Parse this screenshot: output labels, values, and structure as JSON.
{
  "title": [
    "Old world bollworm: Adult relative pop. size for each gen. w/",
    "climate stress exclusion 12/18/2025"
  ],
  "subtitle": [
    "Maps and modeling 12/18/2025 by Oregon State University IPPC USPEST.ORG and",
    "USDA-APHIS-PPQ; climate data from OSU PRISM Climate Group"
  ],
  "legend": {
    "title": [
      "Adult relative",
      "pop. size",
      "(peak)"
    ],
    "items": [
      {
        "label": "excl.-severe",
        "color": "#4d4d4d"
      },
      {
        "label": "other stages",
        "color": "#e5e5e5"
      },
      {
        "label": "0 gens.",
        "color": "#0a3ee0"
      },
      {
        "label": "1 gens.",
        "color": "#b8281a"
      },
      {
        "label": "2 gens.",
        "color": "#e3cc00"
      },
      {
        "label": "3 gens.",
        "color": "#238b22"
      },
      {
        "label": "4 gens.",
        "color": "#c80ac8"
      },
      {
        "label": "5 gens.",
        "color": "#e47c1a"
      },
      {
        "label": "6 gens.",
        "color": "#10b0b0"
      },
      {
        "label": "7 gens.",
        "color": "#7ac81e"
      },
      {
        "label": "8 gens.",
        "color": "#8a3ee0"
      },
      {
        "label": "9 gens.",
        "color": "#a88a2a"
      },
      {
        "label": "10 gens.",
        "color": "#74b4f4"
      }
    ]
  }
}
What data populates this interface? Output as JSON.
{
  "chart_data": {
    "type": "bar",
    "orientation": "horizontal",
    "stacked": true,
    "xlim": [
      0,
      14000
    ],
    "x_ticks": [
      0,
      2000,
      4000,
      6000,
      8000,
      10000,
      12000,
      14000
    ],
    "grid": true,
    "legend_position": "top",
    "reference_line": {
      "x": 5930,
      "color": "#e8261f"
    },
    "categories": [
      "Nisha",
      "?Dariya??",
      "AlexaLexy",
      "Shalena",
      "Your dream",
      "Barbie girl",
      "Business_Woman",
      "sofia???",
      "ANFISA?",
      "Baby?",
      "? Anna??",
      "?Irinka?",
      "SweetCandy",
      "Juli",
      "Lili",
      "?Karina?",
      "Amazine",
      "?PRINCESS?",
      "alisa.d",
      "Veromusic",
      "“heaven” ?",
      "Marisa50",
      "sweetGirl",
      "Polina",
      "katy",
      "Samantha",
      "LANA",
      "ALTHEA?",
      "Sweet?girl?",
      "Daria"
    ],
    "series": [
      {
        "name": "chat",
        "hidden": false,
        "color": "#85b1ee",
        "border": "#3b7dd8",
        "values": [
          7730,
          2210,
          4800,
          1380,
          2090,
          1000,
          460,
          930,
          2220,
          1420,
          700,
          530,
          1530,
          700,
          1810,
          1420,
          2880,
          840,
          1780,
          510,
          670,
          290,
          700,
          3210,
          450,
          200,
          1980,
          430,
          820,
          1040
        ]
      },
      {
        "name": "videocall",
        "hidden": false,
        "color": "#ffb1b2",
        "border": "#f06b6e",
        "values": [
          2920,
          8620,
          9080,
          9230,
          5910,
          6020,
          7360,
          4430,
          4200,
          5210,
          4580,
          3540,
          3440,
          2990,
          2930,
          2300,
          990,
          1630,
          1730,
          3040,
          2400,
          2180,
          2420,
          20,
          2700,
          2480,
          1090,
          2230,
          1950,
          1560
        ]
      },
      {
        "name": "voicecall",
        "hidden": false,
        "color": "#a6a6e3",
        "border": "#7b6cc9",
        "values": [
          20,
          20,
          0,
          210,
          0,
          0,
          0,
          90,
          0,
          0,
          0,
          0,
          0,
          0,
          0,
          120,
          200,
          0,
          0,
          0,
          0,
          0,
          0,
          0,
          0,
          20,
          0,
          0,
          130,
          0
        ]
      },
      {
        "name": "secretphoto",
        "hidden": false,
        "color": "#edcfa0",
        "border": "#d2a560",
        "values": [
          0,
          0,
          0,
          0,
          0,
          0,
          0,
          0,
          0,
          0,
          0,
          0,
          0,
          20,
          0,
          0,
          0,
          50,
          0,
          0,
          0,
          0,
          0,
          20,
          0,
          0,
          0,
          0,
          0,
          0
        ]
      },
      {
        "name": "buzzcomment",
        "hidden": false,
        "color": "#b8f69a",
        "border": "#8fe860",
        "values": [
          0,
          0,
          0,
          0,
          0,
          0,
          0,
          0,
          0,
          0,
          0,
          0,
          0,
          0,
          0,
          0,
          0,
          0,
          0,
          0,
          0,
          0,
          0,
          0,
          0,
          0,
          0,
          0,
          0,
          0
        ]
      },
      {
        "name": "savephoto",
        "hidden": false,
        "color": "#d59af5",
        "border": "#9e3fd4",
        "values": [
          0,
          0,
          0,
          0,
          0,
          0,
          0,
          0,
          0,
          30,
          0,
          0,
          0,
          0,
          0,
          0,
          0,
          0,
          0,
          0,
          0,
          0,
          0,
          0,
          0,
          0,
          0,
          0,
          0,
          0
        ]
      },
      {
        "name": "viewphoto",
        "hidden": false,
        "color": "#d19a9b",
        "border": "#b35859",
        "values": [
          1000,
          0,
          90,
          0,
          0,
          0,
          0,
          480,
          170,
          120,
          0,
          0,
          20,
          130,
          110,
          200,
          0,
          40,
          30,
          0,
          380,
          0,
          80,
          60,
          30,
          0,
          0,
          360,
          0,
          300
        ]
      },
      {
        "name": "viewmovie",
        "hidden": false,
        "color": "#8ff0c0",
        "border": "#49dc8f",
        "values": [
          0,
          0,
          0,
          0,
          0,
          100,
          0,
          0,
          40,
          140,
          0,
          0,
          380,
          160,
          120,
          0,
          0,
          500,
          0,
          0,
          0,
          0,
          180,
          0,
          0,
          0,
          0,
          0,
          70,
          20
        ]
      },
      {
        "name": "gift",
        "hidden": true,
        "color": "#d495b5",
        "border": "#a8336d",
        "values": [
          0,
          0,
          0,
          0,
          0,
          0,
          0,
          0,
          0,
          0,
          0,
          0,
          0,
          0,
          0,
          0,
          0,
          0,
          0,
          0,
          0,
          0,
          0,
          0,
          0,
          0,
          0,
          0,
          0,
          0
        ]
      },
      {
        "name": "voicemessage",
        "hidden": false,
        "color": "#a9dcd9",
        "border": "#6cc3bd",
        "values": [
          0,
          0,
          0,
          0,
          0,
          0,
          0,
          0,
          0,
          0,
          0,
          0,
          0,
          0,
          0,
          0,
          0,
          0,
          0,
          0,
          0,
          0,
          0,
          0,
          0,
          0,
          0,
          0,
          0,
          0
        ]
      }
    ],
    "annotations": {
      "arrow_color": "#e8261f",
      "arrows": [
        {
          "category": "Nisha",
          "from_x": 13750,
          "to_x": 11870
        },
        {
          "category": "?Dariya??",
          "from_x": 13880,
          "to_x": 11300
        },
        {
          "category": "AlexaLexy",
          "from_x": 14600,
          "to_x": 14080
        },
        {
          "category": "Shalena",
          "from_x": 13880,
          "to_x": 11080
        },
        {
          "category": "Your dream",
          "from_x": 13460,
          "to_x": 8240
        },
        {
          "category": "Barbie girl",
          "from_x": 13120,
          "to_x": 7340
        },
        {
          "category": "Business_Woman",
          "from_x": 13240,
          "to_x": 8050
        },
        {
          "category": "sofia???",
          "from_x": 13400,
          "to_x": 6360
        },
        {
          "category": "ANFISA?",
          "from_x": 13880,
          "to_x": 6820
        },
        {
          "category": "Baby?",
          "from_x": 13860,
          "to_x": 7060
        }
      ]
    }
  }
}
........
• [PROBLEM DETAILS] Exact output of every entry is required.

• [SOLUTION]
Parse this screenshot: output labels, values, and structure as JSON.
{
  "title": [
    "Old world bollworm: Adult relative pop. size for each gen. w/",
    "climate stress exclusion 12/18/2025"
  ],
  "subtitle": [
    "Maps and modeling 12/18/2025 by Oregon State University IPPC USPEST.ORG and",
    "USDA-APHIS-PPQ; climate data from OSU PRISM Climate Group"
  ],
  "legend": {
    "title": [
      "Adult relative",
      "pop. size",
      "(peak)"
    ],
    "items": [
      {
        "label": "excl.-severe",
        "color": "#4d4d4d"
      },
      {
        "label": "other stages",
        "color": "#e5e5e5"
      },
      {
        "label": "0 gens.",
        "color": "#0a3ee0"
      },
      {
        "label": "1 gens.",
        "color": "#b8281a"
      },
      {
        "label": "2 gens.",
        "color": "#e3cc00"
      },
      {
        "label": "3 gens.",
        "color": "#238b22"
      },
      {
        "label": "4 gens.",
        "color": "#c80ac8"
      },
      {
        "label": "5 gens.",
        "color": "#e47c1a"
      },
      {
        "label": "6 gens.",
        "color": "#10b0b0"
      },
      {
        "label": "7 gens.",
        "color": "#7ac81e"
      },
      {
        "label": "8 gens.",
        "color": "#8a3ee0"
      },
      {
        "label": "9 gens.",
        "color": "#a88a2a"
      },
      {
        "label": "10 gens.",
        "color": "#74b4f4"
      }
    ]
  }
}
What data populates this interface? Output as JSON.
{
  "chart_data": {
    "type": "bar",
    "orientation": "horizontal",
    "stacked": true,
    "xlim": [
      0,
      14000
    ],
    "x_ticks": [
      0,
      2000,
      4000,
      6000,
      8000,
      10000,
      12000,
      14000
    ],
    "grid": true,
    "legend_position": "top",
    "reference_line": {
      "x": 5930,
      "color": "#e8261f"
    },
    "categories": [
      "Nisha",
      "?Dariya??",
      "AlexaLexy",
      "Shalena",
      "Your dream",
      "Barbie girl",
      "Business_Woman",
      "sofia???",
      "ANFISA?",
      "Baby?",
      "? Anna??",
      "?Irinka?",
      "SweetCandy",
      "Juli",
      "Lili",
      "?Karina?",
      "Amazine",
      "?PRINCESS?",
      "alisa.d",
      "Veromusic",
      "“heaven” ?",
      "Marisa50",
      "sweetGirl",
      "Polina",
      "katy",
      "Samantha",
      "LANA",
      "ALTHEA?",
      "Sweet?girl?",
      "Daria"
    ],
    "series": [
      {
        "name": "chat",
        "hidden": false,
        "color": "#85b1ee",
        "border": "#3b7dd8",
        "values": [
          7730,
          2210,
          4800,
          1380,
          2090,
          1000,
          460,
          930,
          2220,
          1420,
          700,
          530,
          1530,
          700,
          1810,
          1420,
          2880,
          840,
          1780,
          510,
          670,
          290,
          700,
          3210,
          450,
          200,
          1980,
          430,
          820,
          1040
        ]
      },
      {
        "name": "videocall",
        "hidden": false,
        "color": "#ffb1b2",
        "border": "#f06b6e",
        "values": [
          2920,
          8620,
          9080,
          9230,
          5910,
          6020,
          7360,
          4430,
          4200,
          5210,
          4580,
          3540,
          3440,
          2990,
          2930,
          2300,
          990,
          1630,
          1730,
          3040,
          2400,
          2180,
          2420,
          20,
          2700,
          2480,
          1090,
          2230,
          1950,
          1560
        ]
      },
      {
        "name": "voicecall",
        "hidden": false,
        "color": "#a6a6e3",
        "border": "#7b6cc9",
        "values": [
          20,
          20,
          0,
          210,
          0,
          0,
          0,
          90,
          0,
          0,
          0,
          0,
          0,
          0,
          0,
          120,
          200,
          0,
          0,
          0,
          0,
          0,
          0,
          0,
          0,
          20,
          0,
          0,
          130,
          0
        ]
      },
      {
        "name": "secretphoto",
        "hidden": false,
        "color": "#edcfa0",
        "border": "#d2a560",
        "values": [
          0,
          0,
          0,
          0,
          0,
          0,
          0,
          0,
          0,
          0,
          0,
          0,
          0,
          20,
          0,
          0,
          0,
          50,
          0,
          0,
          0,
          0,
          0,
          20,
          0,
          0,
          0,
          0,
          0,
          0
        ]
      },
      {
        "name": "buzzcomment",
        "hidden": false,
        "color": "#b8f69a",
        "border": "#8fe860",
        "values": [
          0,
          0,
          0,
          0,
          0,
          0,
          0,
          0,
          0,
          0,
          0,
          0,
          0,
          0,
          0,
          0,
          0,
          0,
          0,
          0,
          0,
          0,
          0,
          0,
          0,
          0,
          0,
          0,
          0,
          0
        ]
      },
      {
        "name": "savephoto",
        "hidden": false,
        "color": "#d59af5",
        "border": "#9e3fd4",
        "values": [
          0,
          0,
          0,
          0,
          0,
          0,
          0,
          0,
          0,
          30,
          0,
          0,
          0,
          0,
          0,
          0,
          0,
          0,
          0,
          0,
          0,
          0,
          0,
          0,
          0,
          0,
          0,
          0,
          0,
          0
        ]
      },
      {
        "name": "viewphoto",
        "hidden": false,
        "color": "#d19a9b",
        "border": "#b35859",
        "values": [
          1000,
          0,
          90,
          0,
          0,
          0,
          0,
          480,
          170,
          120,
          0,
          0,
          20,
          130,
          110,
          200,
          0,
          40,
          30,
          0,
          380,
          0,
          80,
          60,
          30,
          0,
          0,
          360,
          0,
          300
        ]
      },
      {
        "name": "viewmovie",
        "hidden": false,
        "color": "#8ff0c0",
        "border": "#49dc8f",
        "values": [
          0,
          0,
          0,
          0,
          0,
          100,
          0,
          0,
          40,
          140,
          0,
          0,
          380,
          160,
          120,
          0,
          0,
          500,
          0,
          0,
          0,
          0,
          180,
          0,
          0,
          0,
          0,
          0,
          70,
          20
        ]
      },
      {
        "name": "gift",
        "hidden": true,
        "color": "#d495b5",
        "border": "#a8336d",
        "values": [
          0,
          0,
          0,
          0,
          0,
          0,
          0,
          0,
          0,
          0,
          0,
          0,
          0,
          0,
          0,
          0,
          0,
          0,
          0,
          0,
          0,
          0,
          0,
          0,
          0,
          0,
          0,
          0,
          0,
          0
        ]
      },
      {
        "name": "voicemessage",
        "hidden": false,
        "color": "#a9dcd9",
        "border": "#6cc3bd",
        "values": [
          0,
          0,
          0,
          0,
          0,
          0,
          0,
          0,
          0,
          0,
          0,
          0,
          0,
          0,
          0,
          0,
          0,
          0,
          0,
          0,
          0,
          0,
          0,
          0,
          0,
          0,
          0,
          0,
          0,
          0
        ]
      }
    ],
    "annotations": {
      "arrow_color": "#e8261f",
      "arrows": [
        {
          "category": "Nisha",
          "from_x": 13750,
          "to_x": 11870
        },
        {
          "category": "?Dariya??",
          "from_x": 13880,
          "to_x": 11300
        },
        {
          "category": "AlexaLexy",
          "from_x": 14600,
          "to_x": 14080
        },
        {
          "category": "Shalena",
          "from_x": 13880,
          "to_x": 11080
        },
        {
          "category": "Your dream",
          "from_x": 13460,
          "to_x": 8240
        },
        {
          "category": "Barbie girl",
          "from_x": 13120,
          "to_x": 7340
        },
        {
          "category": "Business_Woman",
          "from_x": 13240,
          "to_x": 8050
        },
        {
          "category": "sofia???",
          "from_x": 13400,
          "to_x": 6360
        },
        {
          "category": "ANFISA?",
          "from_x": 13880,
          "to_x": 6820
        },
        {
          "category": "Baby?",
          "from_x": 13860,
          "to_x": 7060
        }
      ]
    }
  }
}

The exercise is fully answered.